**Written task**.
Reproduce the records exactly.

**Supplied entries**.
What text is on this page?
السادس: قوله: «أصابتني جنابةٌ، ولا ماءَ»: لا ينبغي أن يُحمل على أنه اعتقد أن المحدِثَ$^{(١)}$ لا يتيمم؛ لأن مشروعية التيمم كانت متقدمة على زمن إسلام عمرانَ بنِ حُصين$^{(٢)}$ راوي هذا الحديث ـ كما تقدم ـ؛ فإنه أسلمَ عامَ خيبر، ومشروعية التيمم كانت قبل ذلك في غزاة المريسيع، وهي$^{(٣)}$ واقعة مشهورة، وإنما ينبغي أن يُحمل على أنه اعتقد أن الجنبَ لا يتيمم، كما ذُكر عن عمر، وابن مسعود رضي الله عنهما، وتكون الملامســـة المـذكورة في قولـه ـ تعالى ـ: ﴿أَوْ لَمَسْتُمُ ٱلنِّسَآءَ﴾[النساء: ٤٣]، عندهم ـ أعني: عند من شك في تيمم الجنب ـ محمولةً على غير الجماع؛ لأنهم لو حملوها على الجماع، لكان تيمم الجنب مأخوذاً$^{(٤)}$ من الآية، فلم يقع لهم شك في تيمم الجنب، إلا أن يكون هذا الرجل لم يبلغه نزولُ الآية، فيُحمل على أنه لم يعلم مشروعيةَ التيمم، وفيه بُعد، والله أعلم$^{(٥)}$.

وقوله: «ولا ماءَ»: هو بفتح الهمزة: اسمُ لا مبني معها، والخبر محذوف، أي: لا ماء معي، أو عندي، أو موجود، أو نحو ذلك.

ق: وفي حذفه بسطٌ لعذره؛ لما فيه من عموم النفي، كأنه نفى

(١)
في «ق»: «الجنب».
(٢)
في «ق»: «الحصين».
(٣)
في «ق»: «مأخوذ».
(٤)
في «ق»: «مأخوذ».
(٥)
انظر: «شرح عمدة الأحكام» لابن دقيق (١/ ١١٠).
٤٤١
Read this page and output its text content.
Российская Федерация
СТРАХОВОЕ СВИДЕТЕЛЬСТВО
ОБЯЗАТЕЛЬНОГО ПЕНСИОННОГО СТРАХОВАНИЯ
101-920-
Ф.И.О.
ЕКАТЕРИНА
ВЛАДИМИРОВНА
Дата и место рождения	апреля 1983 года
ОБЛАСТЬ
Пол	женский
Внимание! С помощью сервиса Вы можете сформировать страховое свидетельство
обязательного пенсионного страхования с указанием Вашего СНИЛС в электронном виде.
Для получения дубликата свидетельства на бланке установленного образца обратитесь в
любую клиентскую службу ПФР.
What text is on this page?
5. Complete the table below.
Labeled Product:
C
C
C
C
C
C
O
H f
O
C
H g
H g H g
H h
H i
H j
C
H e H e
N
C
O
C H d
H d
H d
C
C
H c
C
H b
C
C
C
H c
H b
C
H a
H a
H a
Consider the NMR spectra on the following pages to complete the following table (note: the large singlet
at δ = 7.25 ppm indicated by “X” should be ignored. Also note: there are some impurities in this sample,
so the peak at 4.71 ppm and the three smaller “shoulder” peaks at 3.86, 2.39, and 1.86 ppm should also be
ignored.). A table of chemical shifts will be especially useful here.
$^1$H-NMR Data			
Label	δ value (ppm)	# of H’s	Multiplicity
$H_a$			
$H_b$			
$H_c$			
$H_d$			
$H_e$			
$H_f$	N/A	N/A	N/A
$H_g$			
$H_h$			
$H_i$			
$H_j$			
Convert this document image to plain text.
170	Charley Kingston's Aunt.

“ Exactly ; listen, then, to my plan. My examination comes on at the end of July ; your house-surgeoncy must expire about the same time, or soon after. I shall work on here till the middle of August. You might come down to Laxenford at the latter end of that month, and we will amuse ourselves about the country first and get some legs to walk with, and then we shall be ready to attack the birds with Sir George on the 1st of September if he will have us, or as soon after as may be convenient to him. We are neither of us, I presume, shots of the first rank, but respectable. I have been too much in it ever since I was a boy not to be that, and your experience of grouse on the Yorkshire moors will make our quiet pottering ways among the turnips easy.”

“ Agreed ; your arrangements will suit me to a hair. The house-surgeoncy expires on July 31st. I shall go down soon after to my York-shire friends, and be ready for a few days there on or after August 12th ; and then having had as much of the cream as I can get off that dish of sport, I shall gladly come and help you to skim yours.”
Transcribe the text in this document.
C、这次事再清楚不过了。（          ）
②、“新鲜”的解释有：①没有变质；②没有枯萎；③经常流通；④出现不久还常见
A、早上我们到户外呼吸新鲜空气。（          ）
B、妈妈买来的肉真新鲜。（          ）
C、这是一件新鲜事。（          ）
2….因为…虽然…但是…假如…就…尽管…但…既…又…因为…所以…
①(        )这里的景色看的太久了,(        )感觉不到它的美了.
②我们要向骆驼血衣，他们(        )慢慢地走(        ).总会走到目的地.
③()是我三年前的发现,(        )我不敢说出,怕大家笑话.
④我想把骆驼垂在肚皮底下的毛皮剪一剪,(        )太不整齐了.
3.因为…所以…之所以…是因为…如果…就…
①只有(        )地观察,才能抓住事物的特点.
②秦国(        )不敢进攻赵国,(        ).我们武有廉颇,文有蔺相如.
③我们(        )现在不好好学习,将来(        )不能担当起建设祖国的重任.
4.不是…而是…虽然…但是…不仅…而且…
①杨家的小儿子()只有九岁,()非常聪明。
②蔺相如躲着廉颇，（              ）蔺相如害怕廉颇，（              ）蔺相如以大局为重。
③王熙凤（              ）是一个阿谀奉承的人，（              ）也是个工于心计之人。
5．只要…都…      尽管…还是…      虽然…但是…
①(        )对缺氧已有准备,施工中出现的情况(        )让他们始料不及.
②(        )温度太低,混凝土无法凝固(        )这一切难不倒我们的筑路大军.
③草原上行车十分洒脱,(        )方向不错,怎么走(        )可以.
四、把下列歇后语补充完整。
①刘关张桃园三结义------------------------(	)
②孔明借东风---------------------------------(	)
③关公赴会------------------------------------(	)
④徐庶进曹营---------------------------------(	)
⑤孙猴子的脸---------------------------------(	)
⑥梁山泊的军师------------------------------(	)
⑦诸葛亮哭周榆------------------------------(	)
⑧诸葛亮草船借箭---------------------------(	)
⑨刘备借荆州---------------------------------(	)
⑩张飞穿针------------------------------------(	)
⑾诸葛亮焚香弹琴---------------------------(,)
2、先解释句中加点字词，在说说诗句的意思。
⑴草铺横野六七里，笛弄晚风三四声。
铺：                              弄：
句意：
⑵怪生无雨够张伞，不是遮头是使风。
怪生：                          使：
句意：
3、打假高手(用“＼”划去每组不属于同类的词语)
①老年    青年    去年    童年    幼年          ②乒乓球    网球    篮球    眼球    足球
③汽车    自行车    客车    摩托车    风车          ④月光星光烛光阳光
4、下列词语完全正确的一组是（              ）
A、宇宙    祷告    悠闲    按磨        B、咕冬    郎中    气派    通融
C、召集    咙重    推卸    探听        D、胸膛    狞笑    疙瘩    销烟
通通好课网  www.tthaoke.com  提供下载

**Solution to this task**.
What text is on this page?
السادس: قوله: «أصابتني جنابةٌ، ولا ماءَ»: لا ينبغي أن يُحمل على أنه اعتقد أن المحدِثَ$^{(١)}$ لا يتيمم؛ لأن مشروعية التيمم كانت متقدمة على زمن إسلام عمرانَ بنِ حُصين$^{(٢)}$ راوي هذا الحديث ـ كما تقدم ـ؛ فإنه أسلمَ عامَ خيبر، ومشروعية التيمم كانت قبل ذلك في غزاة المريسيع، وهي$^{(٣)}$ واقعة مشهورة، وإنما ينبغي أن يُحمل على أنه اعتقد أن الجنبَ لا يتيمم، كما ذُكر عن عمر، وابن مسعود رضي الله عنهما، وتكون الملامســـة المـذكورة في قولـه ـ تعالى ـ: ﴿أَوْ لَمَسْتُمُ ٱلنِّسَآءَ﴾[النساء: ٤٣]، عندهم ـ أعني: عند من شك في تيمم الجنب ـ محمولةً على غير الجماع؛ لأنهم لو حملوها على الجماع، لكان تيمم الجنب مأخوذاً$^{(٤)}$ من الآية، فلم يقع لهم شك في تيمم الجنب، إلا أن يكون هذا الرجل لم يبلغه نزولُ الآية، فيُحمل على أنه لم يعلم مشروعيةَ التيمم، وفيه بُعد، والله أعلم$^{(٥)}$.

وقوله: «ولا ماءَ»: هو بفتح الهمزة: اسمُ لا مبني معها، والخبر محذوف، أي: لا ماء معي، أو عندي، أو موجود، أو نحو ذلك.

ق: وفي حذفه بسطٌ لعذره؛ لما فيه من عموم النفي، كأنه نفى

(١)
في «ق»: «الجنب».
(٢)
في «ق»: «الحصين».
(٣)
في «ق»: «مأخوذ».
(٤)
في «ق»: «مأخوذ».
(٥)
انظر: «شرح عمدة الأحكام» لابن دقيق (١/ ١١٠).
٤٤١
Read this page and output its text content.
Российская Федерация
СТРАХОВОЕ СВИДЕТЕЛЬСТВО
ОБЯЗАТЕЛЬНОГО ПЕНСИОННОГО СТРАХОВАНИЯ
101-920-
Ф.И.О.
ЕКАТЕРИНА
ВЛАДИМИРОВНА
Дата и место рождения	апреля 1983 года
ОБЛАСТЬ
Пол	женский
Внимание! С помощью сервиса Вы можете сформировать страховое свидетельство
обязательного пенсионного страхования с указанием Вашего СНИЛС в электронном виде.
Для получения дубликата свидетельства на бланке установленного образца обратитесь в
любую клиентскую службу ПФР.
What text is on this page?
5. Complete the table below.
Labeled Product:
C
C
C
C
C
C
O
H f
O
C
H g
H g H g
H h
H i
H j
C
H e H e
N
C
O
C H d
H d
H d
C
C
H c
C
H b
C
C
C
H c
H b
C
H a
H a
H a
Consider the NMR spectra on the following pages to complete the following table (note: the large singlet
at δ = 7.25 ppm indicated by “X” should be ignored. Also note: there are some impurities in this sample,
so the peak at 4.71 ppm and the three smaller “shoulder” peaks at 3.86, 2.39, and 1.86 ppm should also be
ignored.). A table of chemical shifts will be especially useful here.
$^1$H-NMR Data			
Label	δ value (ppm)	# of H’s	Multiplicity
$H_a$			
$H_b$			
$H_c$			
$H_d$			
$H_e$			
$H_f$	N/A	N/A	N/A
$H_g$			
$H_h$			
$H_i$			
$H_j$			
Convert this document image to plain text.
170	Charley Kingston's Aunt.

“ Exactly ; listen, then, to my plan. My examination comes on at the end of July ; your house-surgeoncy must expire about the same time, or soon after. I shall work on here till the middle of August. You might come down to Laxenford at the latter end of that month, and we will amuse ourselves about the country first and get some legs to walk with, and then we shall be ready to attack the birds with Sir George on the 1st of September if he will have us, or as soon after as may be convenient to him. We are neither of us, I presume, shots of the first rank, but respectable. I have been too much in it ever since I was a boy not to be that, and your experience of grouse on the Yorkshire moors will make our quiet pottering ways among the turnips easy.”

“ Agreed ; your arrangements will suit me to a hair. The house-surgeoncy expires on July 31st. I shall go down soon after to my York-shire friends, and be ready for a few days there on or after August 12th ; and then having had as much of the cream as I can get off that dish of sport, I shall gladly come and help you to skim yours.”
Transcribe the text in this document.
C、这次事再清楚不过了。（          ）
②、“新鲜”的解释有：①没有变质；②没有枯萎；③经常流通；④出现不久还常见
A、早上我们到户外呼吸新鲜空气。（          ）
B、妈妈买来的肉真新鲜。（          ）
C、这是一件新鲜事。（          ）
2….因为…虽然…但是…假如…就…尽管…但…既…又…因为…所以…
①(        )这里的景色看的太久了,(        )感觉不到它的美了.
②我们要向骆驼血衣，他们(        )慢慢地走(        ).总会走到目的地.
③()是我三年前的发现,(        )我不敢说出,怕大家笑话.
④我想把骆驼垂在肚皮底下的毛皮剪一剪,(        )太不整齐了.
3.因为…所以…之所以…是因为…如果…就…
①只有(        )地观察,才能抓住事物的特点.
②秦国(        )不敢进攻赵国,(        ).我们武有廉颇,文有蔺相如.
③我们(        )现在不好好学习,将来(        )不能担当起建设祖国的重任.
4.不是…而是…虽然…但是…不仅…而且…
①杨家的小儿子()只有九岁,()非常聪明。
②蔺相如躲着廉颇，（              ）蔺相如害怕廉颇，（              ）蔺相如以大局为重。
③王熙凤（              ）是一个阿谀奉承的人，（              ）也是个工于心计之人。
5．只要…都…      尽管…还是…      虽然…但是…
①(        )对缺氧已有准备,施工中出现的情况(        )让他们始料不及.
②(        )温度太低,混凝土无法凝固(        )这一切难不倒我们的筑路大军.
③草原上行车十分洒脱,(        )方向不错,怎么走(        )可以.
四、把下列歇后语补充完整。
①刘关张桃园三结义------------------------(	)
②孔明借东风---------------------------------(	)
③关公赴会------------------------------------(	)
④徐庶进曹营---------------------------------(	)
⑤孙猴子的脸---------------------------------(	)
⑥梁山泊的军师------------------------------(	)
⑦诸葛亮哭周榆------------------------------(	)
⑧诸葛亮草船借箭---------------------------(	)
⑨刘备借荆州---------------------------------(	)
⑩张飞穿针------------------------------------(	)
⑾诸葛亮焚香弹琴---------------------------(,)
2、先解释句中加点字词，在说说诗句的意思。
⑴草铺横野六七里，笛弄晚风三四声。
铺：                              弄：
句意：
⑵怪生无雨够张伞，不是遮头是使风。
怪生：                          使：
句意：
3、打假高手(用“＼”划去每组不属于同类的词语)
①老年    青年    去年    童年    幼年          ②乒乓球    网球    篮球    眼球    足球
③汽车    自行车    客车    摩托车    风车          ④月光星光烛光阳光
4、下列词语完全正确的一组是（              ）
A、宇宙    祷告    悠闲    按磨        B、咕冬    郎中    气派    通融
C、召集    咙重    推卸    探听        D、胸膛    狞笑    疙瘩    销烟
通通好课网  www.tthaoke.com  提供下载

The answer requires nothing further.